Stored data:
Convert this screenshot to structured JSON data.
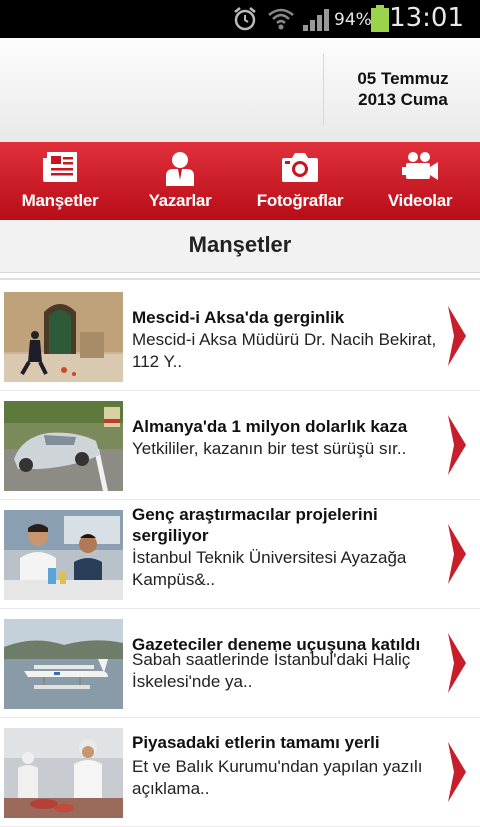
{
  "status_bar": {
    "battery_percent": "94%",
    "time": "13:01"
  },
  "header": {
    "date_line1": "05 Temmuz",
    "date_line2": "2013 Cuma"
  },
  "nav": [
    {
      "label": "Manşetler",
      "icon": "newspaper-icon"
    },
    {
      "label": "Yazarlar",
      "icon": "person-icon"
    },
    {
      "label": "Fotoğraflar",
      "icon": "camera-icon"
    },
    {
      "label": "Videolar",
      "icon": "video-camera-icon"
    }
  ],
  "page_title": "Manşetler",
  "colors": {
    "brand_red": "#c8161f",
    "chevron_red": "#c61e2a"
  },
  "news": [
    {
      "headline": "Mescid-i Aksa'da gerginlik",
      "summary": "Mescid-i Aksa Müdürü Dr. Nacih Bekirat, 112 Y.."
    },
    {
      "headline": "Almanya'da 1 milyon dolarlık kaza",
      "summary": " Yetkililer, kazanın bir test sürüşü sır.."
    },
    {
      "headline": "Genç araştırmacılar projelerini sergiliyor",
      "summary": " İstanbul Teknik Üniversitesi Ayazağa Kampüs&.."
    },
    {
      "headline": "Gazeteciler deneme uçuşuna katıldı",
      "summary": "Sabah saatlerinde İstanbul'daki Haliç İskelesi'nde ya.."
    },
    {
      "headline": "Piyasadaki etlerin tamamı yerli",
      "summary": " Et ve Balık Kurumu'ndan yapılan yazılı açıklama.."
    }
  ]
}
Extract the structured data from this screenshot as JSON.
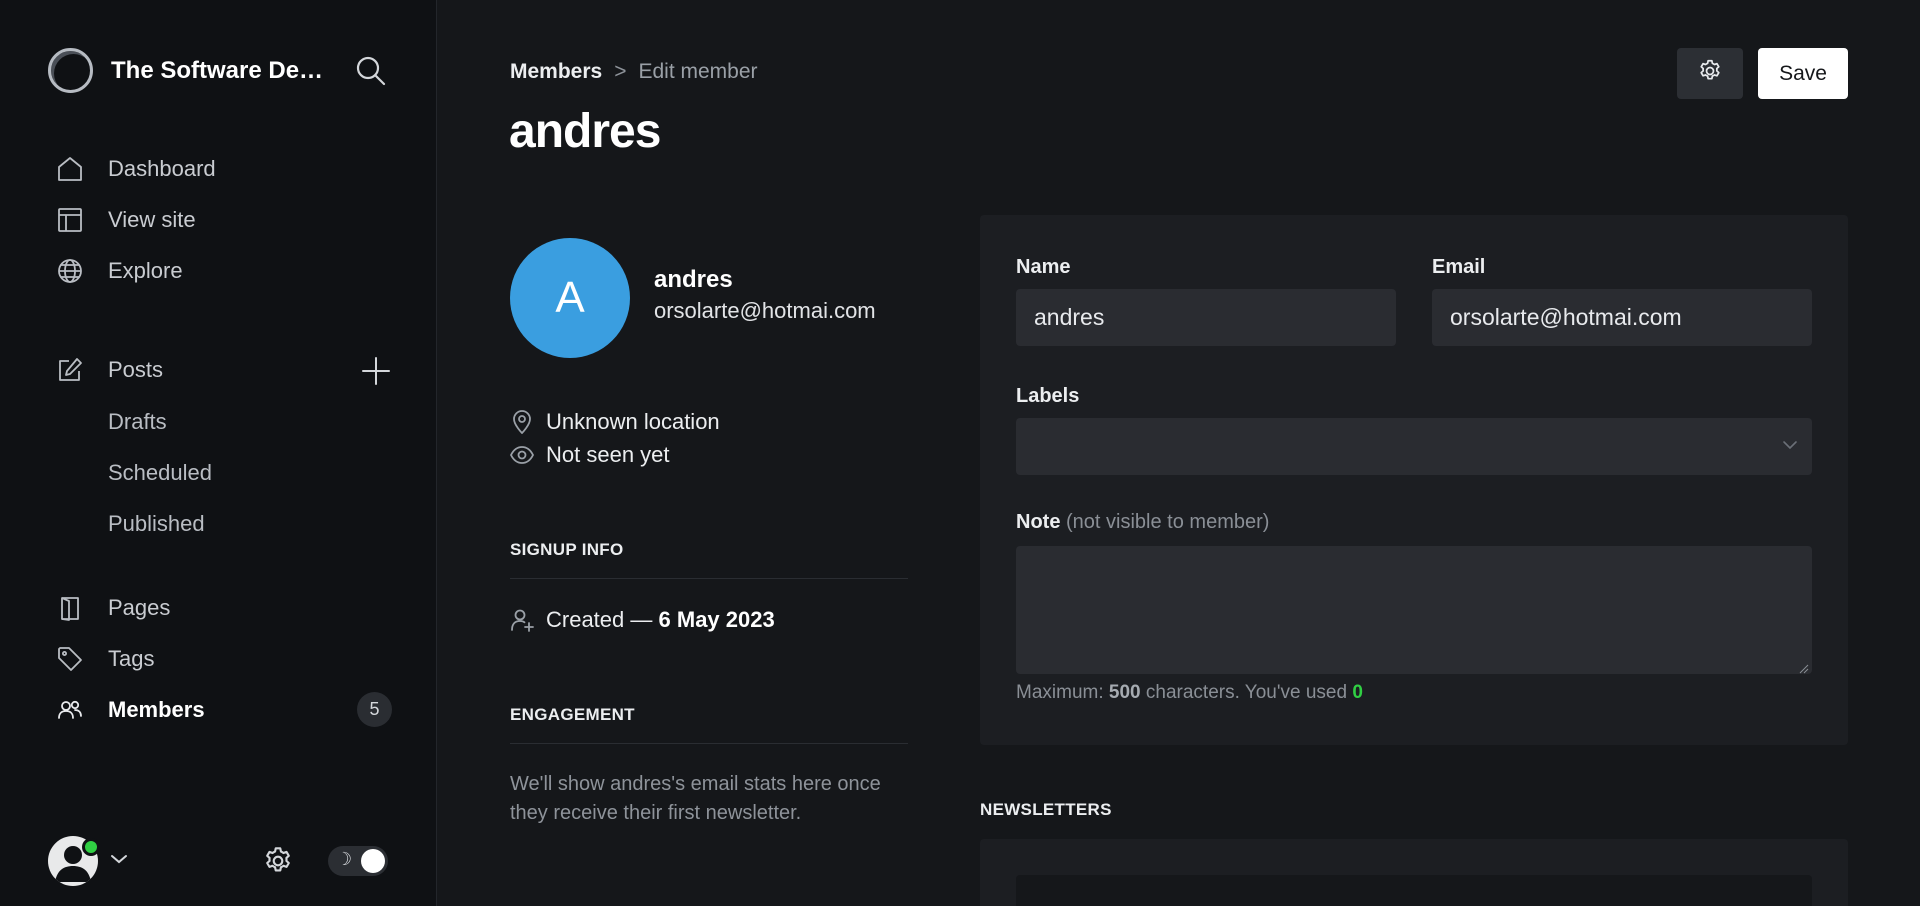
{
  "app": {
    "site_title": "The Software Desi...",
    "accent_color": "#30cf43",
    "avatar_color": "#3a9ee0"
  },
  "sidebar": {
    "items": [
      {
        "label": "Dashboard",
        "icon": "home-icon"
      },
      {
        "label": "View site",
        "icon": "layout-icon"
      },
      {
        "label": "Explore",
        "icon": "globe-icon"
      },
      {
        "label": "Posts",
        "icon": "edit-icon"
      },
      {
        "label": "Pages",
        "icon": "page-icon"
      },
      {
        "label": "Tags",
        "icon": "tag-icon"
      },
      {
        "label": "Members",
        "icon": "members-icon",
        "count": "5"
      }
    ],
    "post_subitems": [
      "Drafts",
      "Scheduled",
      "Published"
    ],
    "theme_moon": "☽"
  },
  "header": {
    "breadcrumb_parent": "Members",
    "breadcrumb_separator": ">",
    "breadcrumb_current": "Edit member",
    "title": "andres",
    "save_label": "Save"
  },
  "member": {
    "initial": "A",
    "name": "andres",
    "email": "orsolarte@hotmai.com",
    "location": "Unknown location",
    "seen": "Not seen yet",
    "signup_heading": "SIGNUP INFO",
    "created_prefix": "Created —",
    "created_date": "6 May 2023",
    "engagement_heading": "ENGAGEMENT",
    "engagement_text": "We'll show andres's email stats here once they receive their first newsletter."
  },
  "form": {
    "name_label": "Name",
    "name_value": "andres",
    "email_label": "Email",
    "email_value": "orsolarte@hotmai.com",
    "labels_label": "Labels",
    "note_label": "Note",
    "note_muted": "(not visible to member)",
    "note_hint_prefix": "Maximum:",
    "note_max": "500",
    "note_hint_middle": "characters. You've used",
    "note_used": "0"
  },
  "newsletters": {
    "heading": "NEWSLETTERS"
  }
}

SET EXERCISE: How many lines in these entries contain the string "andres"? State the number and nothing more.

RESULT FOR THIS EXERCISE: 4